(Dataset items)
----------

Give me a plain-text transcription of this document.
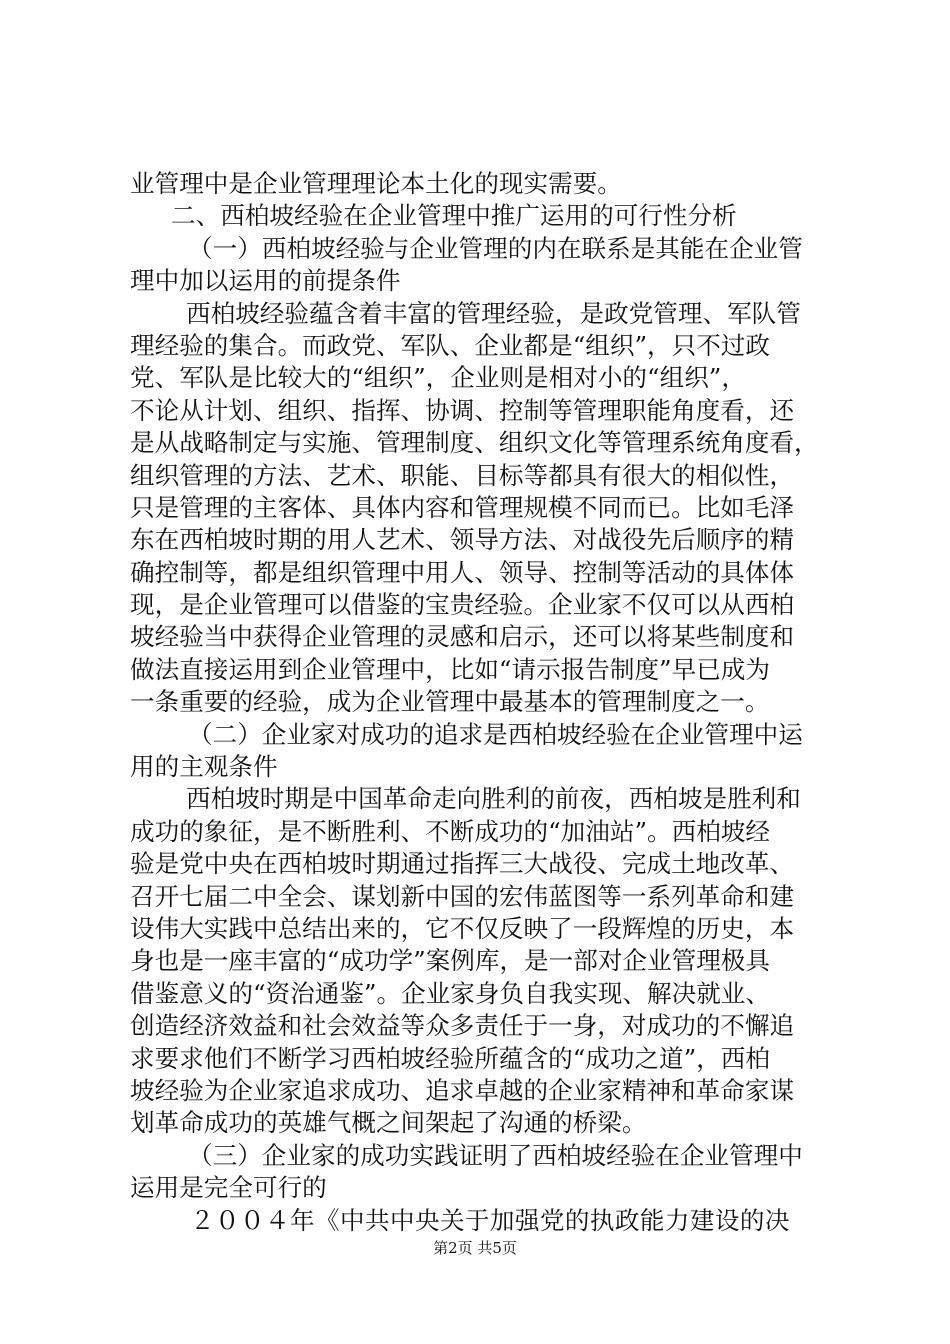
业管理中是企业管理理论本土化的现实需要。
二、西柏坡经验在企业管理中推广运用的可行性分析
（一）西柏坡经验与企业管理的内在联系是其能在企业管
理中加以运用的前提条件
西柏坡经验蕴含着丰富的管理经验，是政党管理、军队管
理经验的集合。而政党、军队、企业都是“组织”，只不过政
党、军队是比较大的“组织”，企业则是相对小的“组织”，
不论从计划、组织、指挥、协调、控制等管理职能角度看，还
是从战略制定与实施、管理制度、组织文化等管理系统角度看，
组织管理的方法、艺术、职能、目标等都具有很大的相似性，
只是管理的主客体、具体内容和管理规模不同而已。比如毛泽
东在西柏坡时期的用人艺术、领导方法、对战役先后顺序的精
确控制等，都是组织管理中用人、领导、控制等活动的具体体
现，是企业管理可以借鉴的宝贵经验。企业家不仅可以从西柏
坡经验当中获得企业管理的灵感和启示，还可以将某些制度和
做法直接运用到企业管理中，比如“请示报告制度”早已成为
一条重要的经验，成为企业管理中最基本的管理制度之一。
（二）企业家对成功的追求是西柏坡经验在企业管理中运
用的主观条件
西柏坡时期是中国革命走向胜利的前夜，西柏坡是胜利和
成功的象征，是不断胜利、不断成功的“加油站”。西柏坡经
验是党中央在西柏坡时期通过指挥三大战役、完成土地改革、
召开七届二中全会、谋划新中国的宏伟蓝图等一系列革命和建
设伟大实践中总结出来的，它不仅反映了一段辉煌的历史，本
身也是一座丰富的“成功学”案例库，是一部对企业管理极具
借鉴意义的“资治通鉴”。企业家身负自我实现、解决就业、
创造经济效益和社会效益等众多责任于一身，对成功的不懈追
求要求他们不断学习西柏坡经验所蕴含的“成功之道”，西柏
坡经验为企业家追求成功、追求卓越的企业家精神和革命家谋
划革命成功的英雄气概之间架起了沟通的桥梁。
（三）企业家的成功实践证明了西柏坡经验在企业管理中
运用是完全可行的
２００４年《中共中央关于加强党的执政能力建设的决
第2页 共5页
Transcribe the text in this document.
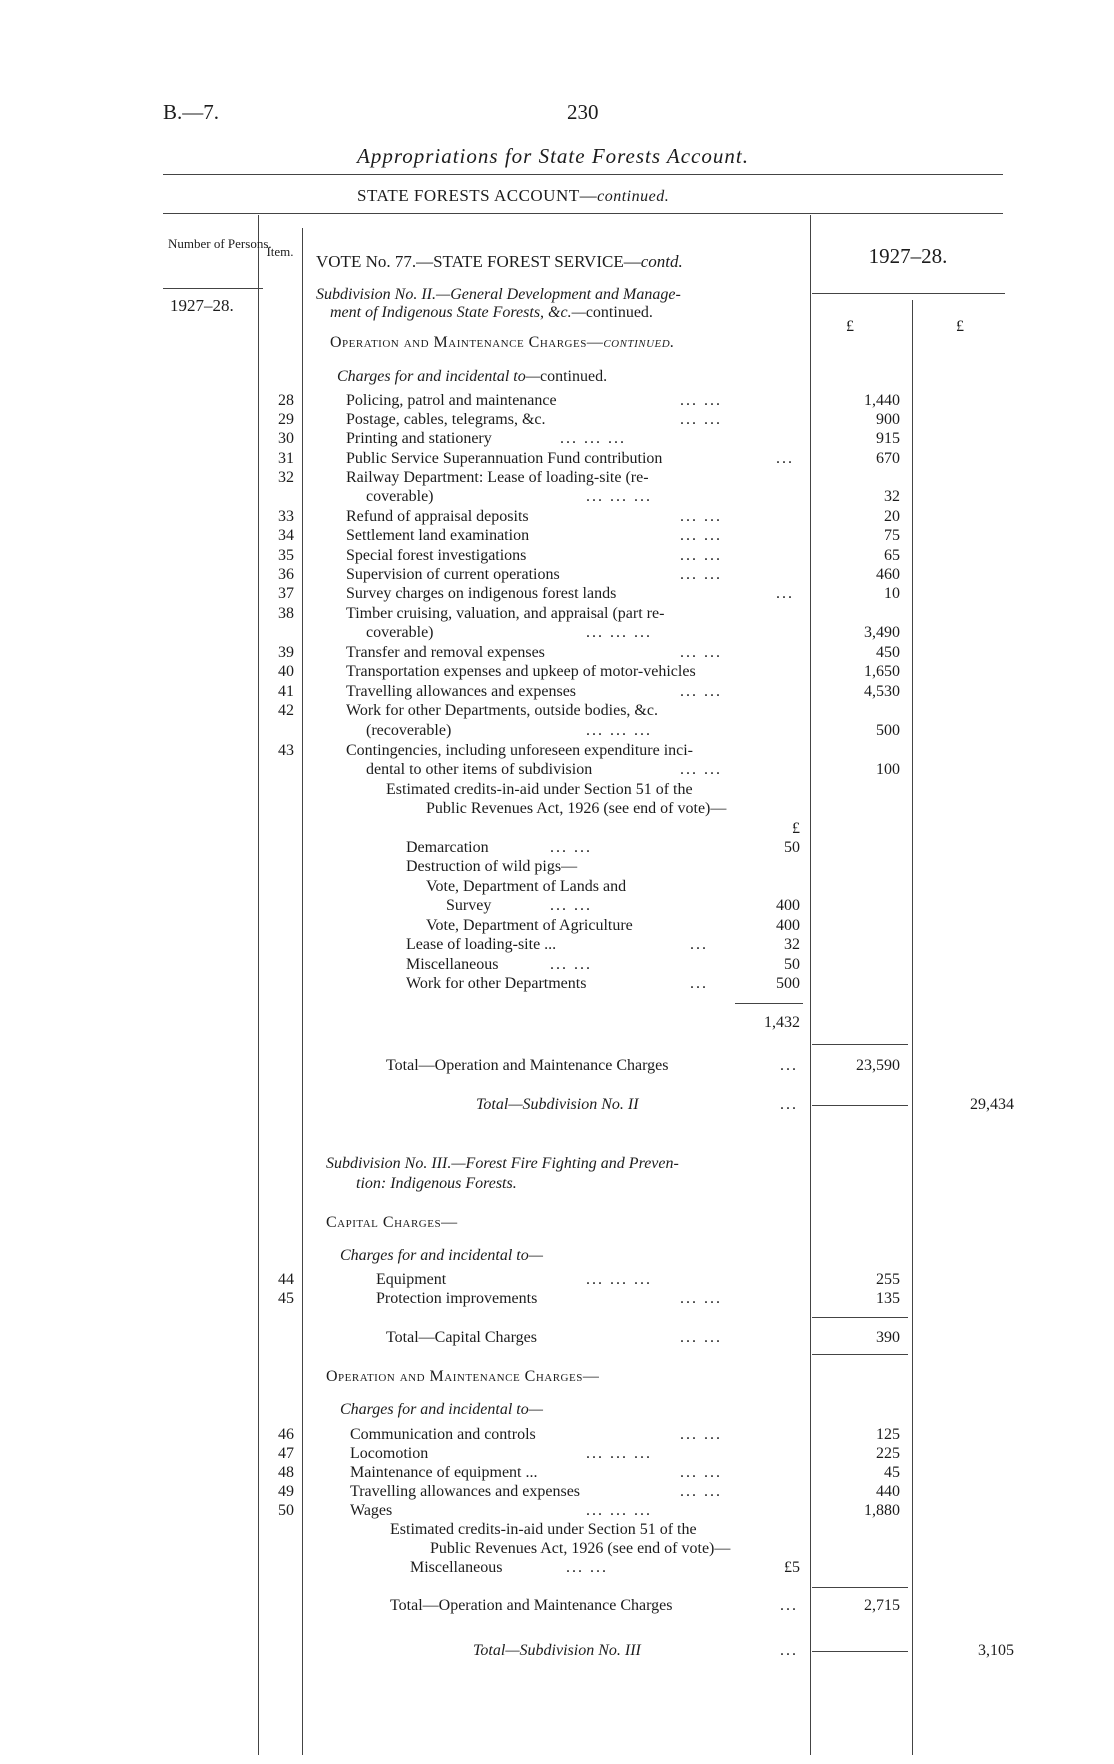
B.—7.	230
Appropriations for State Forests Account.
STATE FORESTS ACCOUNT—continued.
Number of Persons.
Item.
VOTE No. 77.—STATE FOREST SERVICE—contd.	1927–28.
1927–28.
£	£
Subdivision No. II.—General Development and Manage-
ment of Indigenous State Forests, &c.—continued.
Operation and Maintenance Charges—continued.
Charges for and incidental to—continued.
28	Policing, patrol and maintenance	... ...	1,440
29	Postage, cables, telegrams, &c.	... ...	900
30	Printing and stationery	... ... ...	915
31	Public Service Superannuation Fund contribution	...	670
32	Railway Department: Lease of loading-site (re-
coverable)	... ... ...	32
33	Refund of appraisal deposits	... ...	20
34	Settlement land examination	... ...	75
35	Special forest investigations	... ...	65
36	Supervision of current operations	... ...	460
37	Survey charges on indigenous forest lands	...	10
38	Timber cruising, valuation, and appraisal (part re-
coverable)	... ... ...	3,490
39	Transfer and removal expenses	... ...	450
40	Transportation expenses and upkeep of motor-vehicles	1,650
41	Travelling allowances and expenses	... ...	4,530
42	Work for other Departments, outside bodies, &c.
(recoverable)	... ... ...	500
43	Contingencies, including unforeseen expenditure inci-
dental to other items of subdivision	... ...	100
Estimated credits-in-aid under Section 51 of the
Public Revenues Act, 1926 (see end of vote)—
£
Demarcation	... ...	50
Destruction of wild pigs—
Vote, Department of Lands and
Survey	... ...	400
Vote, Department of Agriculture	400
Lease of loading-site ...	...	32
Miscellaneous	... ...	50
Work for other Departments	...	500
1,432
Total—Operation and Maintenance Charges	...	23,590
Total—Subdivision No. II	...	29,434
Subdivision No. III.—Forest Fire Fighting and Preven-
tion: Indigenous Forests.
Capital Charges—
Charges for and incidental to—
44	Equipment	... ... ...	255
45	Protection improvements	... ...	135
Total—Capital Charges	... ...	390
Operation and Maintenance Charges—
Charges for and incidental to—
46	Communication and controls	... ...	125
47	Locomotion	... ... ...	225
48	Maintenance of equipment ...	... ...	45
49	Travelling allowances and expenses	... ...	440
50	Wages	... ... ...	1,880
Estimated credits-in-aid under Section 51 of the
Public Revenues Act, 1926 (see end of vote)—
Miscellaneous	... ...	£5
Total—Operation and Maintenance Charges	...	2,715
Total—Subdivision No. III	...	3,105
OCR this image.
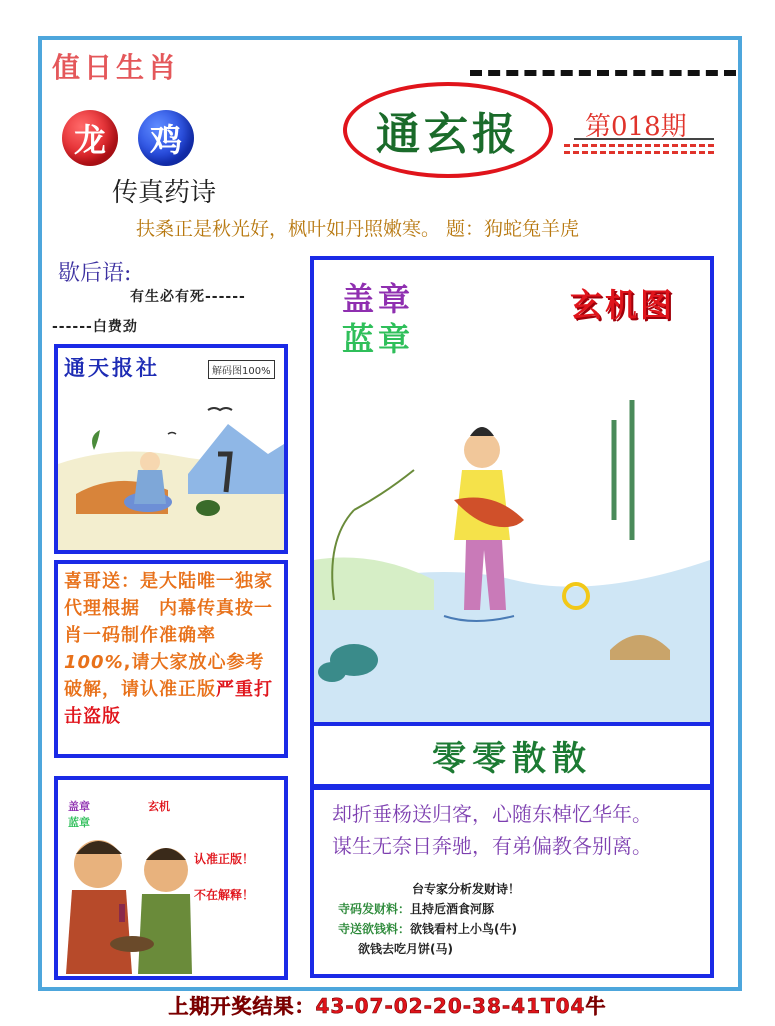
值日生肖
龙	鸡
传真药诗
通玄报	第018期
扶桑正是秋光好，枫叶如丹照嫩寒。 题：狗蛇兔羊虎
歇后语:
有生必有死------
------白费劲
通天报社	解码图100%
喜哥送：是大陆唯一独家代理根据　内幕传真按一肖一码制作准确率100%,请大家放心参考破解，请认准正版严重打击盗版
盖章
蓝章
玄机
认准正版！
不在解释！
盖章
蓝章
玄机图
零零散散
却折垂杨送归客，心随东棹忆华年。
谋生无奈日奔驰，有弟偏教各别离。
台专家分析发财诗！
寺码发财料：且持卮酒食河豚
寺送欲钱料：欲钱看村上小鸟(牛)
欲钱去吃月饼(马)
上期开奖结果：43-07-02-20-38-41T04牛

----------

## [The exercise]
Nothing but the lines from the one holding "OCR this image." through the last line of the entries should be written out, exactly and inclusively, minus the pictures.

## [Answer in full]
OCR this image.
值日生肖
龙	鸡
传真药诗
通玄报	第018期
扶桑正是秋光好，枫叶如丹照嫩寒。 题：狗蛇兔羊虎
歇后语:
有生必有死------
------白费劲
通天报社	解码图100%
喜哥送：是大陆唯一独家代理根据　内幕传真按一肖一码制作准确率100%,请大家放心参考破解，请认准正版严重打击盗版
盖章
蓝章
玄机
认准正版！
不在解释！
盖章
蓝章
玄机图
零零散散
却折垂杨送归客，心随东棹忆华年。
谋生无奈日奔驰，有弟偏教各别离。
台专家分析发财诗！
寺码发财料：且持卮酒食河豚
寺送欲钱料：欲钱看村上小鸟(牛)
欲钱去吃月饼(马)
上期开奖结果：43-07-02-20-38-41T04牛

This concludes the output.